Dataset items
▬▬▬▬▬▬

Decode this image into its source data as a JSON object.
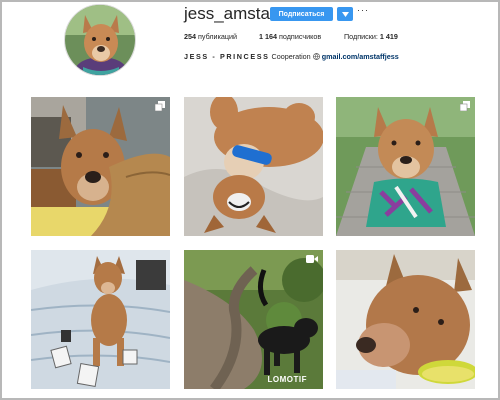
{
  "profile": {
    "username": "jess_amstaff",
    "follow_label": "Подписаться",
    "more_label": "···"
  },
  "stats": {
    "posts_count": "254",
    "posts_label": "публикаций",
    "followers_count": "1 164",
    "followers_label": "подписчиков",
    "following_label": "Подписки:",
    "following_count": "1 419"
  },
  "bio": {
    "name": "JESS - PRINCESS",
    "text": "Cooperation",
    "link": "gmail.com/amstaffjess"
  },
  "posts": [
    {
      "type": "multiple",
      "icon": "multiple-photos-icon"
    },
    {
      "type": "single"
    },
    {
      "type": "multiple",
      "icon": "multiple-photos-icon"
    },
    {
      "type": "single"
    },
    {
      "type": "video",
      "icon": "video-icon",
      "watermark": "LOMOTIF"
    },
    {
      "type": "single"
    }
  ],
  "colors": {
    "accent": "#3897f0",
    "link": "#003569",
    "border": "#b8b8b8"
  }
}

▬▬▬▬▬▬

- **Task statement**
Leaving all pictures aside, quote each record exactly.

- **Response for this exercise**
Decode this image into its source data as a JSON object.
{
  "profile": {
    "username": "jess_amstaff",
    "follow_label": "Подписаться",
    "more_label": "···"
  },
  "stats": {
    "posts_count": "254",
    "posts_label": "публикаций",
    "followers_count": "1 164",
    "followers_label": "подписчиков",
    "following_label": "Подписки:",
    "following_count": "1 419"
  },
  "bio": {
    "name": "JESS - PRINCESS",
    "text": "Cooperation",
    "link": "gmail.com/amstaffjess"
  },
  "posts": [
    {
      "type": "multiple",
      "icon": "multiple-photos-icon"
    },
    {
      "type": "single"
    },
    {
      "type": "multiple",
      "icon": "multiple-photos-icon"
    },
    {
      "type": "single"
    },
    {
      "type": "video",
      "icon": "video-icon",
      "watermark": "LOMOTIF"
    },
    {
      "type": "single"
    }
  ],
  "colors": {
    "accent": "#3897f0",
    "link": "#003569",
    "border": "#b8b8b8"
  }
}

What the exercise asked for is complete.